Stored records –
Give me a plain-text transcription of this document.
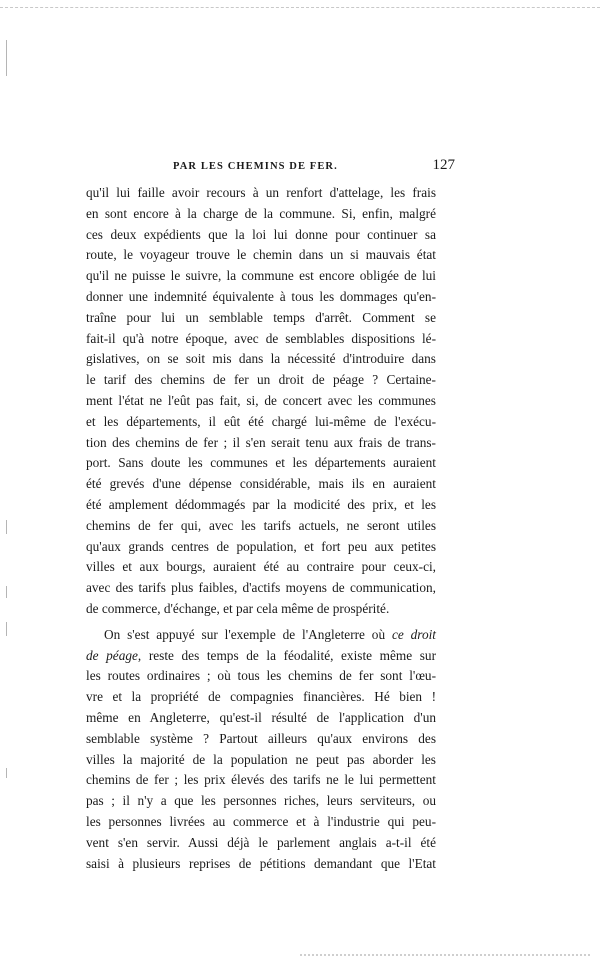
PAR LES CHEMINS DE FER.	127
qu'il lui faille avoir recours à un renfort d'attelage, les frais
en sont encore à la charge de la commune. Si, enfin, malgré
ces deux expédients que la loi lui donne pour continuer sa
route, le voyageur trouve le chemin dans un si mauvais état
qu'il ne puisse le suivre, la commune est encore obligée de lui
donner une indemnité équivalente à tous les dommages qu'en-
traîne pour lui un semblable temps d'arrêt. Comment se
fait-il qu'à notre époque, avec de semblables dispositions lé-
gislatives, on se soit mis dans la nécessité d'introduire dans
le tarif des chemins de fer un droit de péage ? Certaine-
ment l'état ne l'eût pas fait, si, de concert avec les communes
et les départements, il eût été chargé lui-même de l'exécu-
tion des chemins de fer ; il s'en serait tenu aux frais de trans-
port. Sans doute les communes et les départements auraient
été grevés d'une dépense considérable, mais ils en auraient
été amplement dédommagés par la modicité des prix, et les
chemins de fer qui, avec les tarifs actuels, ne seront utiles
qu'aux grands centres de population, et fort peu aux petites
villes et aux bourgs, auraient été au contraire pour ceux-ci,
avec des tarifs plus faibles, d'actifs moyens de communication,
de commerce, d'échange, et par cela même de prospérité.
On s'est appuyé sur l'exemple de l'Angleterre où ce droit
de péage, reste des temps de la féodalité, existe même sur
les routes ordinaires ; où tous les chemins de fer sont l'œu-
vre et la propriété de compagnies financières. Hé bien !
même en Angleterre, qu'est-il résulté de l'application d'un
semblable système ? Partout ailleurs qu'aux environs des
villes la majorité de la population ne peut pas aborder les
chemins de fer ; les prix élevés des tarifs ne le lui permettent
pas ; il n'y a que les personnes riches, leurs serviteurs, ou
les personnes livrées au commerce et à l'industrie qui peu-
vent s'en servir. Aussi déjà le parlement anglais a-t-il été
saisi à plusieurs reprises de pétitions demandant que l'Etat
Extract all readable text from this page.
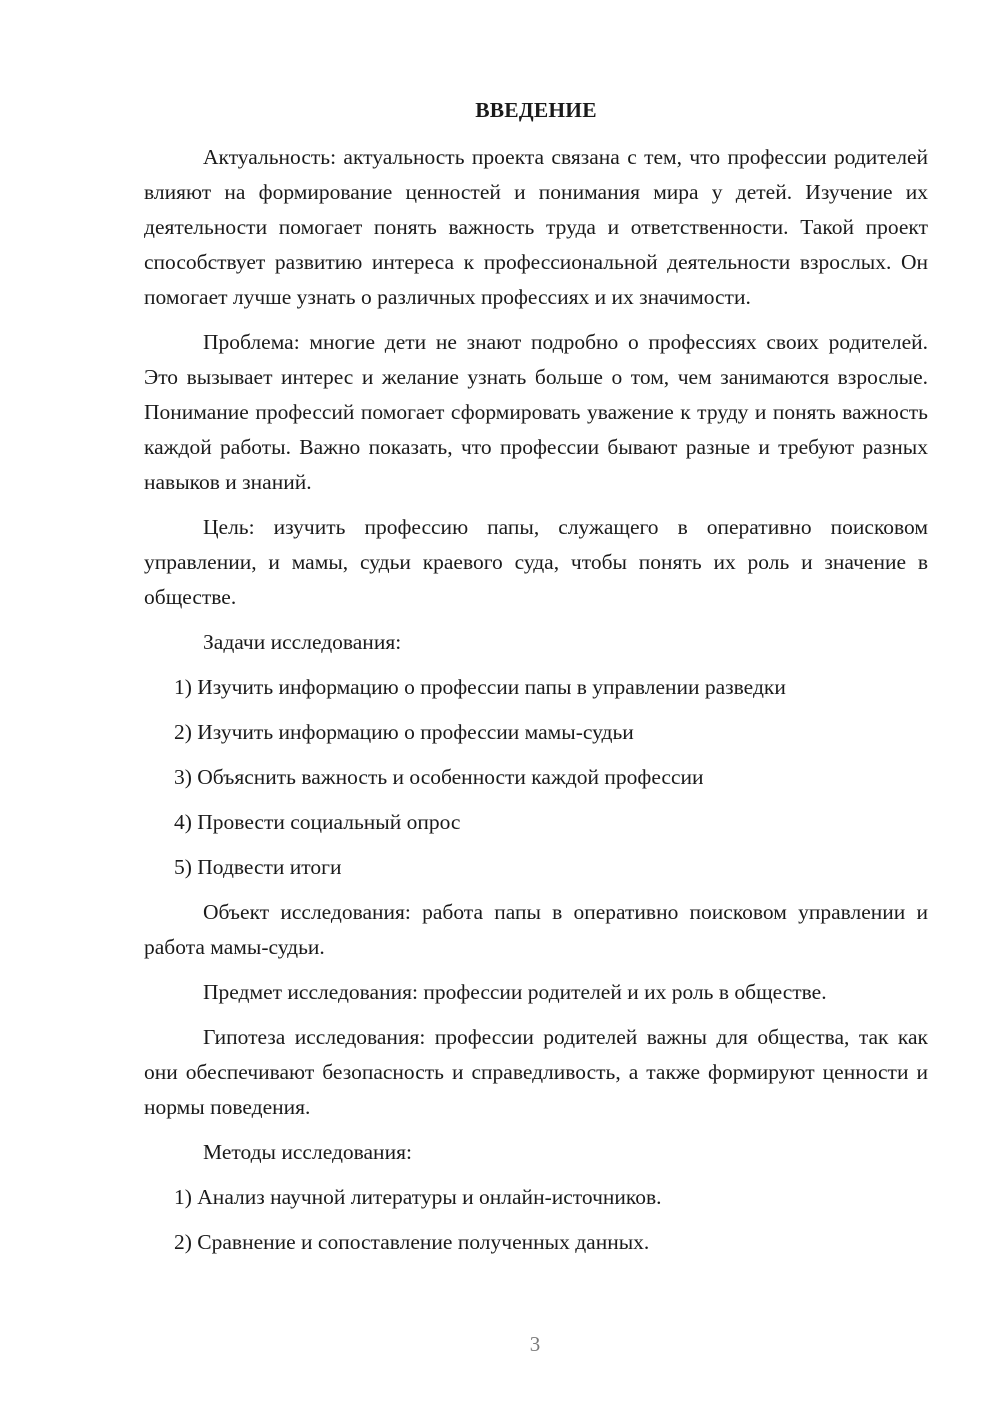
ВВЕДЕНИЕ

Актуальность: актуальность проекта связана с тем, что профессии родителей влияют на формирование ценностей и понимания мира у детей. Изучение их деятельности помогает понять важность труда и ответственности. Такой проект способствует развитию интереса к профессиональной деятельности взрослых. Он помогает лучше узнать о различных профессиях и их значимости.

Проблема: многие дети не знают подробно о профессиях своих родителей. Это вызывает интерес и желание узнать больше о том, чем занимаются взрослые. Понимание профессий помогает сформировать уважение к труду и понять важность каждой работы. Важно показать, что профессии бывают разные и требуют разных навыков и знаний.

Цель: изучить профессию папы, служащего в оперативно поисковом управлении, и мамы, судьи краевого суда, чтобы понять их роль и значение в обществе.

Задачи исследования:

1) Изучить информацию о профессии папы в управлении разведки

2) Изучить информацию о профессии мамы-судьи

3) Объяснить важность и особенности каждой профессии

4) Провести социальный опрос

5) Подвести итоги

Объект исследования: работа папы в оперативно поисковом управлении и работа мамы-судьи.

Предмет исследования: профессии родителей и их роль в обществе.

Гипотеза исследования: профессии родителей важны для общества, так как они обеспечивают безопасность и справедливость, а также формируют ценности и нормы поведения.

Методы исследования:

1) Анализ научной литературы и онлайн-источников.

2) Сравнение и сопоставление полученных данных.

3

DIRECTION – Filter the records, keeping only lines that contain "tarifs", and show those lines.

RESPONSE TO THE EXERCISE –
chemins de fer qui, avec les tarifs actuels, ne seront utiles
avec des tarifs plus faibles, d'actifs moyens de communication,
chemins de fer ; les prix élevés des tarifs ne le lui permettent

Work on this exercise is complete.